[A block of data]
══════════

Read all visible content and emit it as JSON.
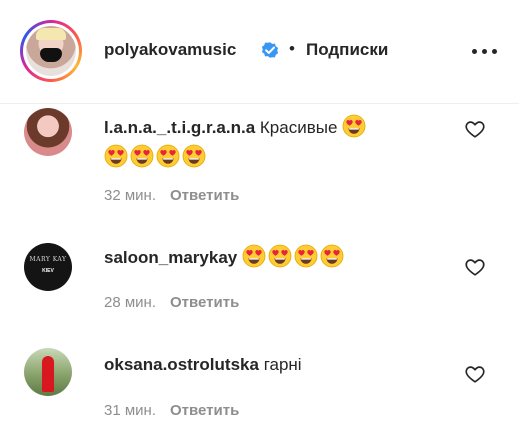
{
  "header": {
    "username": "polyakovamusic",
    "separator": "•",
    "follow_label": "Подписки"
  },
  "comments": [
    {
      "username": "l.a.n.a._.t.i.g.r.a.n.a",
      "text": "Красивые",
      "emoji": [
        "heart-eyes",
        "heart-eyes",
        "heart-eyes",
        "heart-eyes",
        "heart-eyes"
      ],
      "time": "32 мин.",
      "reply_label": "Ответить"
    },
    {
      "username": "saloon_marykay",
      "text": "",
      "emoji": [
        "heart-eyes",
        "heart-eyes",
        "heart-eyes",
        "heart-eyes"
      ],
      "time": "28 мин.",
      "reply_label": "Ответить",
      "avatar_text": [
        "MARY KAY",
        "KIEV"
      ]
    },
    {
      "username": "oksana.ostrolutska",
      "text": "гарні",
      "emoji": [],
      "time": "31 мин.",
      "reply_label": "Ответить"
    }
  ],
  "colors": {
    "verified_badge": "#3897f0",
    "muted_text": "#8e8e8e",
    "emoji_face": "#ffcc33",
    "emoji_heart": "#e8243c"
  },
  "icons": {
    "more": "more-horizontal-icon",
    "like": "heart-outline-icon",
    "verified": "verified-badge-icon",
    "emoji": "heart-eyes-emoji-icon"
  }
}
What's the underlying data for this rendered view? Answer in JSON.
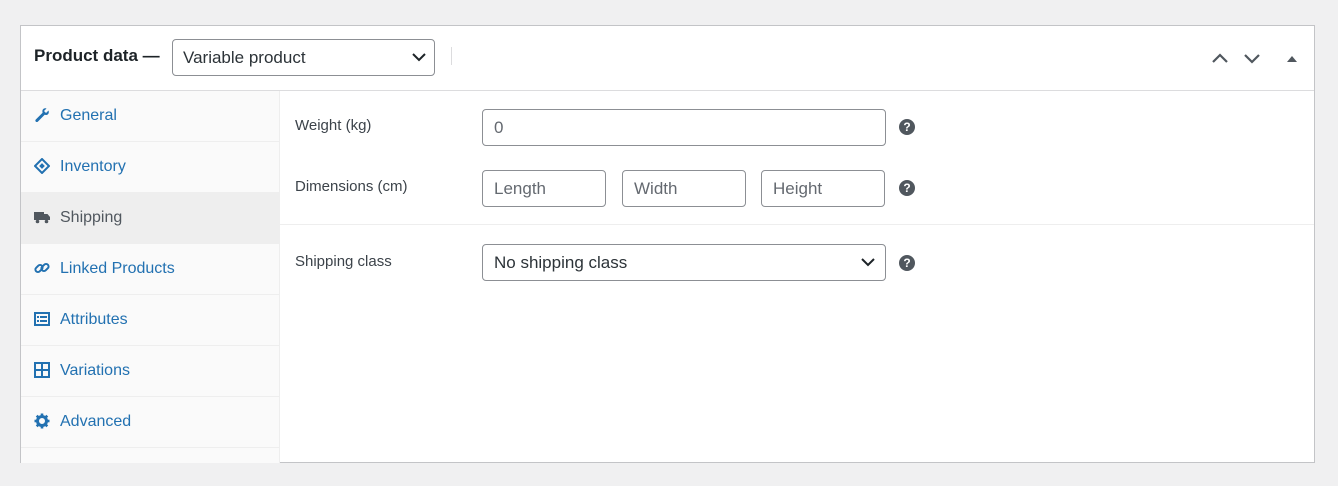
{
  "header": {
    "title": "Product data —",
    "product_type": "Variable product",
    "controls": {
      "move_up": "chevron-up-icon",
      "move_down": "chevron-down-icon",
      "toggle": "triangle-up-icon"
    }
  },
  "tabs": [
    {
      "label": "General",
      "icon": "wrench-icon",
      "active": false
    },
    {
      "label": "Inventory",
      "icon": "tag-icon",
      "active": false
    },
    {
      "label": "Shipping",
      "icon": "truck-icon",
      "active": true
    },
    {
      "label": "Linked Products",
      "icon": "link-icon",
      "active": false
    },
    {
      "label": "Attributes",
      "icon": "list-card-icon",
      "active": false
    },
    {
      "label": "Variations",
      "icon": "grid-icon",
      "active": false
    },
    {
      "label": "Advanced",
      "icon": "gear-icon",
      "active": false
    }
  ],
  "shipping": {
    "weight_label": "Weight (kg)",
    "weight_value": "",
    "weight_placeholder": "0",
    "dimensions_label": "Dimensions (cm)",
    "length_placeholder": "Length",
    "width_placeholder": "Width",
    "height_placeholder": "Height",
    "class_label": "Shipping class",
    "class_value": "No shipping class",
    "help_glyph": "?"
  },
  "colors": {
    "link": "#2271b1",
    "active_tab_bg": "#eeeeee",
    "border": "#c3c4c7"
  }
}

══════════

# WRITTEN INSTRUCTION
Are you able to set down all the lines above exactly, without any pictures?

# SOLUTION BELOW
Read all visible content and emit it as JSON.
{
  "header": {
    "username": "polyakovamusic",
    "separator": "•",
    "follow_label": "Подписки"
  },
  "comments": [
    {
      "username": "l.a.n.a._.t.i.g.r.a.n.a",
      "text": "Красивые",
      "emoji": [
        "heart-eyes",
        "heart-eyes",
        "heart-eyes",
        "heart-eyes",
        "heart-eyes"
      ],
      "time": "32 мин.",
      "reply_label": "Ответить"
    },
    {
      "username": "saloon_marykay",
      "text": "",
      "emoji": [
        "heart-eyes",
        "heart-eyes",
        "heart-eyes",
        "heart-eyes"
      ],
      "time": "28 мин.",
      "reply_label": "Ответить",
      "avatar_text": [
        "MARY KAY",
        "KIEV"
      ]
    },
    {
      "username": "oksana.ostrolutska",
      "text": "гарні",
      "emoji": [],
      "time": "31 мин.",
      "reply_label": "Ответить"
    }
  ],
  "colors": {
    "verified_badge": "#3897f0",
    "muted_text": "#8e8e8e",
    "emoji_face": "#ffcc33",
    "emoji_heart": "#e8243c"
  },
  "icons": {
    "more": "more-horizontal-icon",
    "like": "heart-outline-icon",
    "verified": "verified-badge-icon",
    "emoji": "heart-eyes-emoji-icon"
  }
}
What's the underlying data for this rendered view? Answer in JSON.
{
  "header": {
    "title": "Product data —",
    "product_type": "Variable product",
    "controls": {
      "move_up": "chevron-up-icon",
      "move_down": "chevron-down-icon",
      "toggle": "triangle-up-icon"
    }
  },
  "tabs": [
    {
      "label": "General",
      "icon": "wrench-icon",
      "active": false
    },
    {
      "label": "Inventory",
      "icon": "tag-icon",
      "active": false
    },
    {
      "label": "Shipping",
      "icon": "truck-icon",
      "active": true
    },
    {
      "label": "Linked Products",
      "icon": "link-icon",
      "active": false
    },
    {
      "label": "Attributes",
      "icon": "list-card-icon",
      "active": false
    },
    {
      "label": "Variations",
      "icon": "grid-icon",
      "active": false
    },
    {
      "label": "Advanced",
      "icon": "gear-icon",
      "active": false
    }
  ],
  "shipping": {
    "weight_label": "Weight (kg)",
    "weight_value": "",
    "weight_placeholder": "0",
    "dimensions_label": "Dimensions (cm)",
    "length_placeholder": "Length",
    "width_placeholder": "Width",
    "height_placeholder": "Height",
    "class_label": "Shipping class",
    "class_value": "No shipping class",
    "help_glyph": "?"
  },
  "colors": {
    "link": "#2271b1",
    "active_tab_bg": "#eeeeee",
    "border": "#c3c4c7"
  }
}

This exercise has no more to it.